**Given exercise:** Find every line in the records below that contains the word "lakialoite", and copy each such line.

**Records for processing:**
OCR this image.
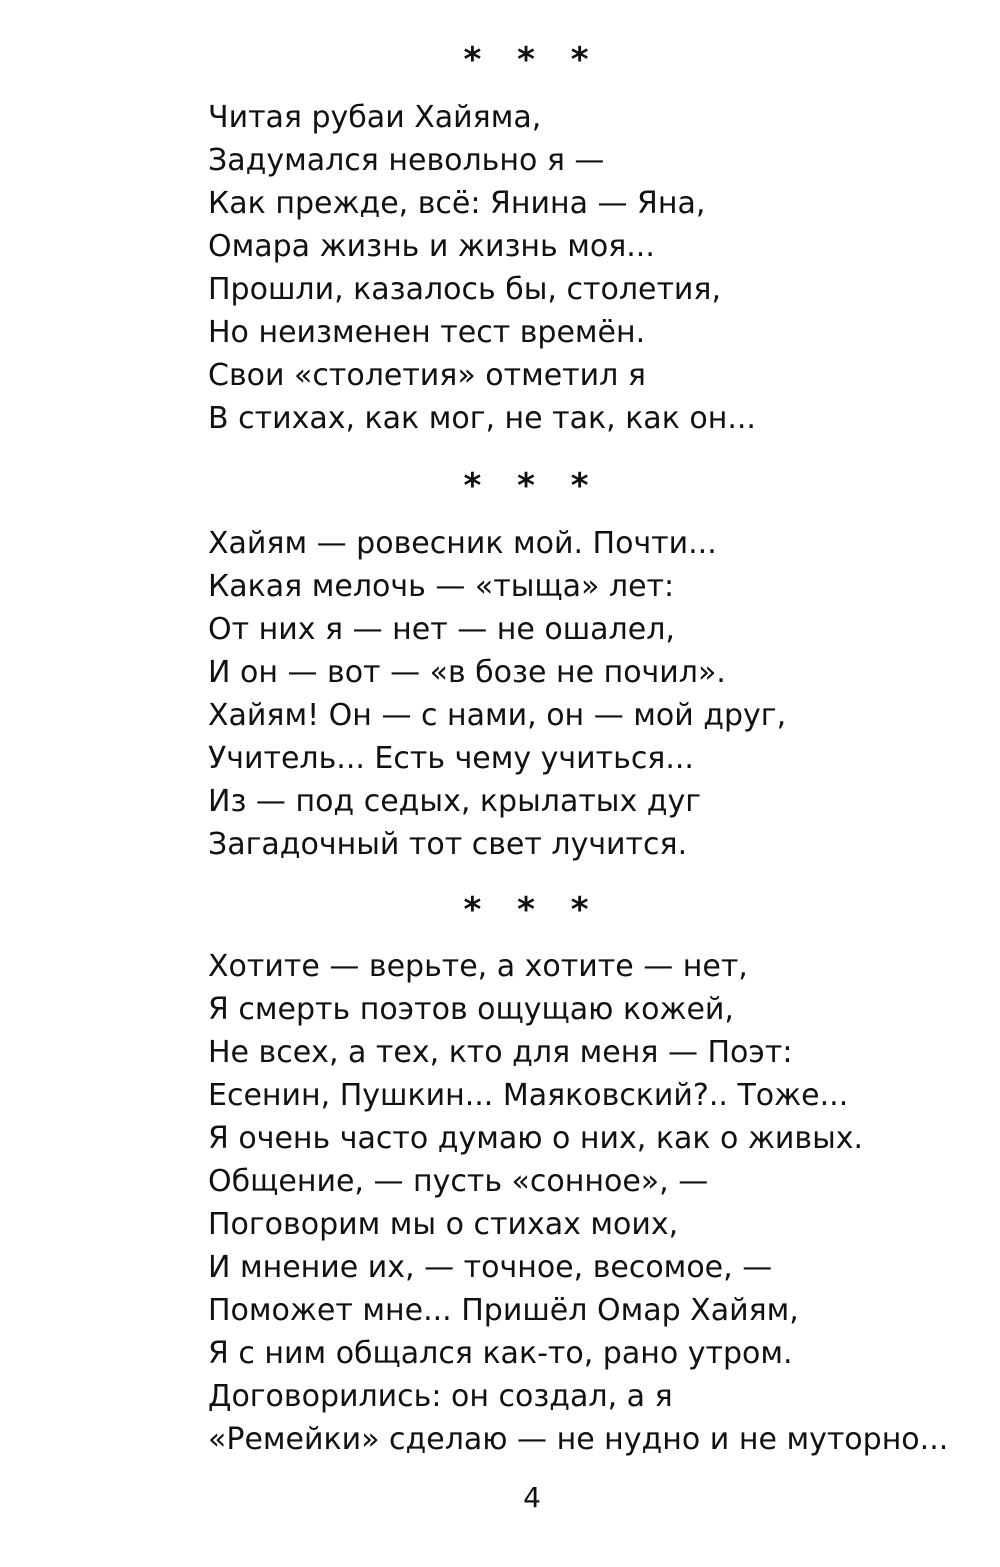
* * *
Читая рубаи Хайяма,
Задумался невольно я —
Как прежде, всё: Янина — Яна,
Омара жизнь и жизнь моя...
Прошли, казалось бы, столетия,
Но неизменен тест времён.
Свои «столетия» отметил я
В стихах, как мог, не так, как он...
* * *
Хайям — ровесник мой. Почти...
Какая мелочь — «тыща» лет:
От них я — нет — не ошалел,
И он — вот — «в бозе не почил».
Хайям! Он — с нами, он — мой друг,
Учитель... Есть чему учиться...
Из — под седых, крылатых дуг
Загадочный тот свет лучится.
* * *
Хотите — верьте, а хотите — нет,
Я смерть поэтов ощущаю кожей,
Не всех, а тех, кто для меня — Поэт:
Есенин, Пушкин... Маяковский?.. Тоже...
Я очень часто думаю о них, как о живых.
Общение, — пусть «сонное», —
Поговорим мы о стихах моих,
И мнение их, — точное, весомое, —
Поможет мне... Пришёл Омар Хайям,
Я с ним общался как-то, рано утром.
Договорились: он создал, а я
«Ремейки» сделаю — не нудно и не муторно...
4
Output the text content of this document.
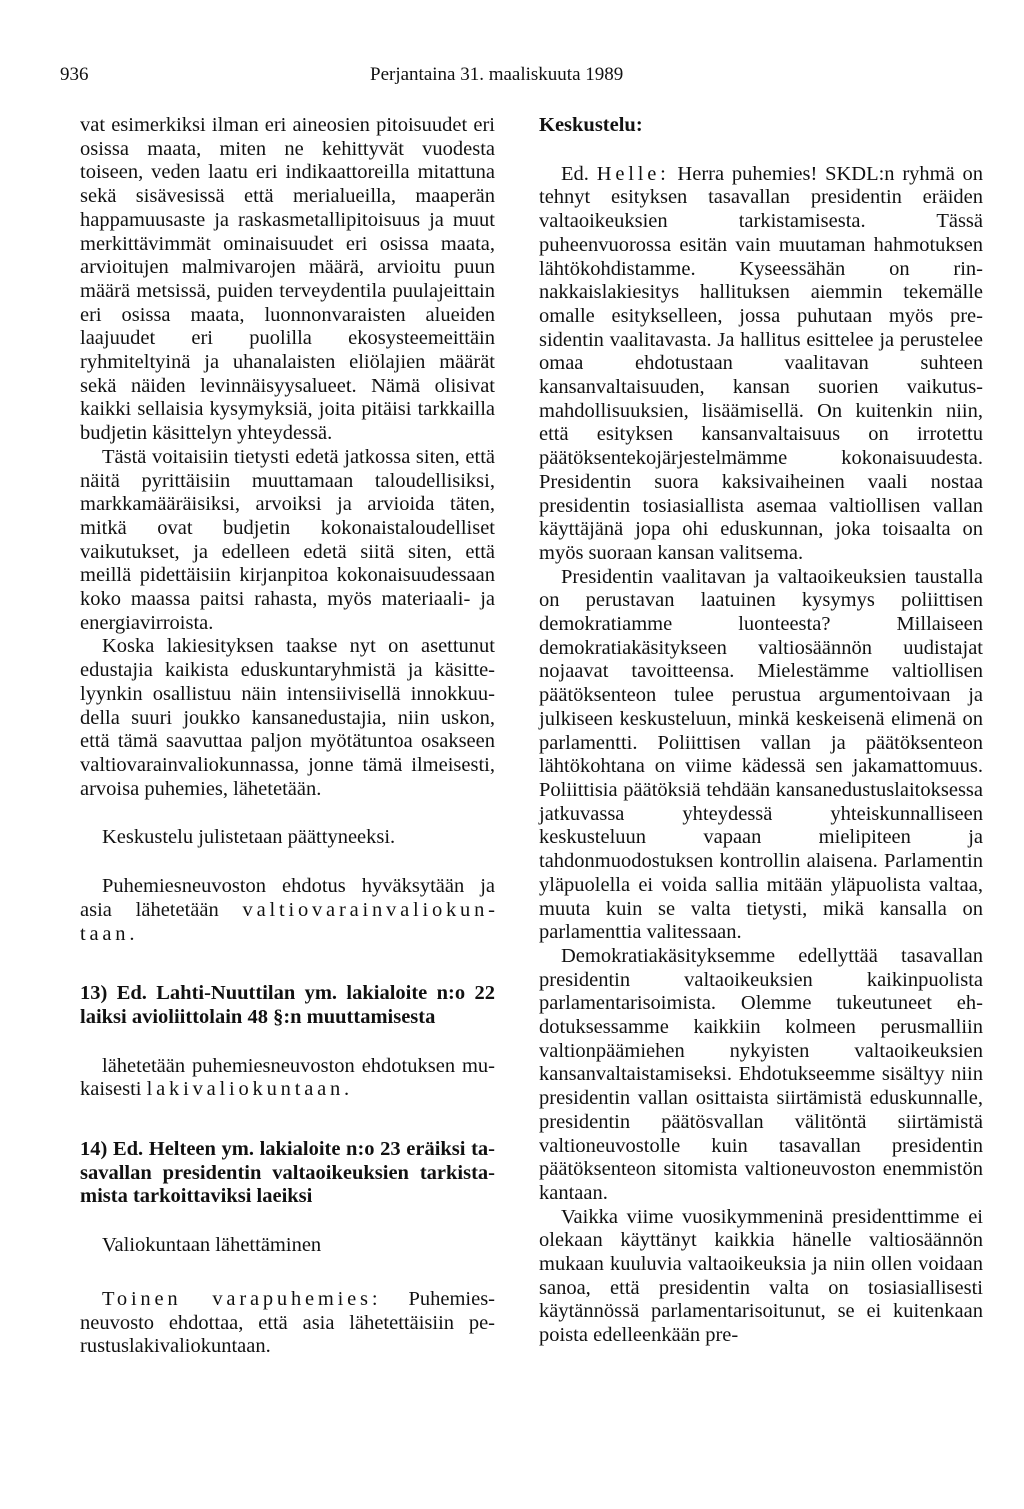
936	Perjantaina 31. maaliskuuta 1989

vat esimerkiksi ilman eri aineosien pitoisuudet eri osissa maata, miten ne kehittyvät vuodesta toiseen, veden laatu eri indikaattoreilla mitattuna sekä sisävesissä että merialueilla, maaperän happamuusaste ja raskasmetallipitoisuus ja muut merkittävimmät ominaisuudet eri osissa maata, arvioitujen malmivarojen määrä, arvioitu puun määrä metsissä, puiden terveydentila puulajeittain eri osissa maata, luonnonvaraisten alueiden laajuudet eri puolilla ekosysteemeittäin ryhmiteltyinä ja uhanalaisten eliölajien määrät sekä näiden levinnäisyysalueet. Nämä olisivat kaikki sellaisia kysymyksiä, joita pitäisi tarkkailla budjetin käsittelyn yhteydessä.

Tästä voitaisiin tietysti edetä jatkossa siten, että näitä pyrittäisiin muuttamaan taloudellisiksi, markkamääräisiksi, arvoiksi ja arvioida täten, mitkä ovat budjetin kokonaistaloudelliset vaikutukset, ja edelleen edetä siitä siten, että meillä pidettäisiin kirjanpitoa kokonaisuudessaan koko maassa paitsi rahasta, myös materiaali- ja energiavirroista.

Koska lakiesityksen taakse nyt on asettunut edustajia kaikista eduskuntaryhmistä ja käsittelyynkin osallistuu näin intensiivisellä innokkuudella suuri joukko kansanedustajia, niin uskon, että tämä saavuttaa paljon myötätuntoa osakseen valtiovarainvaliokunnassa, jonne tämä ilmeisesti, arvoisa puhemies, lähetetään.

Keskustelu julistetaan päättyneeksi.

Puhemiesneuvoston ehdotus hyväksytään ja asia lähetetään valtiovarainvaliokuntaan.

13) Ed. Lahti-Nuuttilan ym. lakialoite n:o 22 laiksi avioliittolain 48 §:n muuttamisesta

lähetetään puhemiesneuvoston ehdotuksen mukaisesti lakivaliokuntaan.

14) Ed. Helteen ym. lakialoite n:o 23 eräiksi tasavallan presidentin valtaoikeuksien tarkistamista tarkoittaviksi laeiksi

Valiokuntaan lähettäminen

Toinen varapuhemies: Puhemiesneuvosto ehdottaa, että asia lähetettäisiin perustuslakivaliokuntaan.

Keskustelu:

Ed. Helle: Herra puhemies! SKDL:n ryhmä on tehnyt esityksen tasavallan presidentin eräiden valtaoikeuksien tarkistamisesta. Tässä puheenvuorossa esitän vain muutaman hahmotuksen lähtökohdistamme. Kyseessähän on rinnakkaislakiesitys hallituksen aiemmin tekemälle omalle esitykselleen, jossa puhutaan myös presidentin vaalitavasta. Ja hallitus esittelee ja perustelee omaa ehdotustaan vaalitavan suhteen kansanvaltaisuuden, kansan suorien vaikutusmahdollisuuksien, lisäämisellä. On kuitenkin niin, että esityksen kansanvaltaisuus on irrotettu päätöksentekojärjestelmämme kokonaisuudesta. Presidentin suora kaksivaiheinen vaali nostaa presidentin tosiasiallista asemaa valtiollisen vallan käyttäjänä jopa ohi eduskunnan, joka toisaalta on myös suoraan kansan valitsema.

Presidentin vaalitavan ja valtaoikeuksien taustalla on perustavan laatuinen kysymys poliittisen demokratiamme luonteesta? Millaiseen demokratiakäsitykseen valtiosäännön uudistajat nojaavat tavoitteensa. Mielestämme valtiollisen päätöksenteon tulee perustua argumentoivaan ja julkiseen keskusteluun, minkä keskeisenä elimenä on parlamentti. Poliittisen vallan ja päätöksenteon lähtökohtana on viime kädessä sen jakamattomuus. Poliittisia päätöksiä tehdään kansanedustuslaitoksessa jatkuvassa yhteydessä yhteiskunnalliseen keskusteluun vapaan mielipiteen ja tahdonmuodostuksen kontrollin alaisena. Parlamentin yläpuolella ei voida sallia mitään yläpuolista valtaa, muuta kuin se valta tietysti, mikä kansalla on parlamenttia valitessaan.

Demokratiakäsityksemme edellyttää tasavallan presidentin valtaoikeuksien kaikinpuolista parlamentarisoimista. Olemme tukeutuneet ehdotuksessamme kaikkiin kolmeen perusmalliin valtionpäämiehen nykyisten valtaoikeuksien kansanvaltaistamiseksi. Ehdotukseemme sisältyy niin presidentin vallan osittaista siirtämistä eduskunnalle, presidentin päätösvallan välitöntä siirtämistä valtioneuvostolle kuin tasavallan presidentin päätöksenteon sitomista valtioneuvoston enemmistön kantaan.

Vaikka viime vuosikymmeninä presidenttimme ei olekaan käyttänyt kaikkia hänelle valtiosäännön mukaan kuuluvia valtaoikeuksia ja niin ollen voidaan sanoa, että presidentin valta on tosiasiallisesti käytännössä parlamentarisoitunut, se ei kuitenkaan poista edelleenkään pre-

**Task output:**
13) Ed. Lahti-Nuuttilan ym. lakialoite n:o 22 laiksi avioliittolain 48 §:n muuttamisesta
14) Ed. Helteen ym. lakialoite n:o 23 eräiksi tasavallan presidentin valtaoikeuksien tarkistamista tarkoittaviksi laeiksi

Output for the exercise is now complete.